Using the records below, locate all lines containing "unsigned" and return them.

* start ITEMS *

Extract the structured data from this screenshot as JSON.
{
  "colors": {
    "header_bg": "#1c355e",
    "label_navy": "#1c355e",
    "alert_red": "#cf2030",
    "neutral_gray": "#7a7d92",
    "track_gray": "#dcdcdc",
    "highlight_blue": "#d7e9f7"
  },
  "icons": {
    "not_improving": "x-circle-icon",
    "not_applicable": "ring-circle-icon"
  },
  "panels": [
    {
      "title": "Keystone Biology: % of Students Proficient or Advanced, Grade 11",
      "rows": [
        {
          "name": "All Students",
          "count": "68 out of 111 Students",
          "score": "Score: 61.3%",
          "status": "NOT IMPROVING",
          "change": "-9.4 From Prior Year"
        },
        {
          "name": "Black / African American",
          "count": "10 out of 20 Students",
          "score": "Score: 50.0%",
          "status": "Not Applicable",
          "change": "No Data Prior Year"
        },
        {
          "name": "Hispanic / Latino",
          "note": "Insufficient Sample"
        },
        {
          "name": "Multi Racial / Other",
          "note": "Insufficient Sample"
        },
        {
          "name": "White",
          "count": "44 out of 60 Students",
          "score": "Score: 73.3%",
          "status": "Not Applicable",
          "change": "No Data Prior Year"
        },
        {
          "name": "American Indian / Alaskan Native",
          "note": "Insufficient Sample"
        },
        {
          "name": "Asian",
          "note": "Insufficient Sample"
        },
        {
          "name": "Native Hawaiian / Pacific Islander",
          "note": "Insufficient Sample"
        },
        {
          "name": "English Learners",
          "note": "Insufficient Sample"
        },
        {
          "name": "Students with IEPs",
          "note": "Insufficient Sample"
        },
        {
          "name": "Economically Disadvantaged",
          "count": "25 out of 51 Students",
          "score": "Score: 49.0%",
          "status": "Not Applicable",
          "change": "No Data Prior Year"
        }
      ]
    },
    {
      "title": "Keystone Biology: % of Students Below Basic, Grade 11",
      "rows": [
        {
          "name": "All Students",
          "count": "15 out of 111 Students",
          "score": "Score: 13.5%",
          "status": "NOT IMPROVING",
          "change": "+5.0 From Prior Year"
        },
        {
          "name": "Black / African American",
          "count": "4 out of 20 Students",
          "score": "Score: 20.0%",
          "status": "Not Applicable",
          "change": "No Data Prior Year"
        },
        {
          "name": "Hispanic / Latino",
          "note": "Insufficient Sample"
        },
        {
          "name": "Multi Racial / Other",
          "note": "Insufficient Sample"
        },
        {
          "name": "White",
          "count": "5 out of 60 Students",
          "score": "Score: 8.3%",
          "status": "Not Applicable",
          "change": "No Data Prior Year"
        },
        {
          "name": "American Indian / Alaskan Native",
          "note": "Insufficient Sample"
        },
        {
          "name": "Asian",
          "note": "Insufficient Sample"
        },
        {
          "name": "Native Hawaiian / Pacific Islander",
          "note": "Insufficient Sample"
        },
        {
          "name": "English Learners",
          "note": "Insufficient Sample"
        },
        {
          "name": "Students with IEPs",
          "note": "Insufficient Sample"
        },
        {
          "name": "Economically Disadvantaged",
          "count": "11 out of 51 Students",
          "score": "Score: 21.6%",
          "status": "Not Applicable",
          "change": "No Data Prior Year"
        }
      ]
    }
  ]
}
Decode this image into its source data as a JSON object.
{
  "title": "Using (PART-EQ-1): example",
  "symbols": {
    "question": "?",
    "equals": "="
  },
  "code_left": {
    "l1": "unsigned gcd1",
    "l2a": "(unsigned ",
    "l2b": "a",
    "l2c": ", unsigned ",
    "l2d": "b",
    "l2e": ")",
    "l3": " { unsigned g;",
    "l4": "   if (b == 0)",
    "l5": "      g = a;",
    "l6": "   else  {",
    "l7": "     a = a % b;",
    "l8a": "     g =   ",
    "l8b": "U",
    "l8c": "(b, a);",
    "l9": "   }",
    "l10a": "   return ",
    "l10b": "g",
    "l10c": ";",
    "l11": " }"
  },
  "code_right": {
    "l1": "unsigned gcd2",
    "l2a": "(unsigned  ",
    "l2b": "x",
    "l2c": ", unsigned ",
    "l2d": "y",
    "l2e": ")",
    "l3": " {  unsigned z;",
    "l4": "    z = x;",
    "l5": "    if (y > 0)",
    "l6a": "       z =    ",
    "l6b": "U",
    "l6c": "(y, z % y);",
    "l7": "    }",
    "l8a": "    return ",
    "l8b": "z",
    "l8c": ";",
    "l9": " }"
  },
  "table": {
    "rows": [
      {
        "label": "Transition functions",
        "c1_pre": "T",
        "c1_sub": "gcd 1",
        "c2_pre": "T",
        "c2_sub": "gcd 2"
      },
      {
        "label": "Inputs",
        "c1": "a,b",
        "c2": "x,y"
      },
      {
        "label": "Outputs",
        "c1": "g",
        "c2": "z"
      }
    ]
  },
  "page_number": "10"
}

* end ITEMS *

THE OUTPUT -
    "l1": "unsigned gcd1",
    "l2a": "(unsigned ",
    "l2c": ", unsigned ",
    "l3": " { unsigned g;",
    "l1": "unsigned gcd2",
    "l2a": "(unsigned  ",
    "l2c": ", unsigned ",
    "l3": " {  unsigned z;",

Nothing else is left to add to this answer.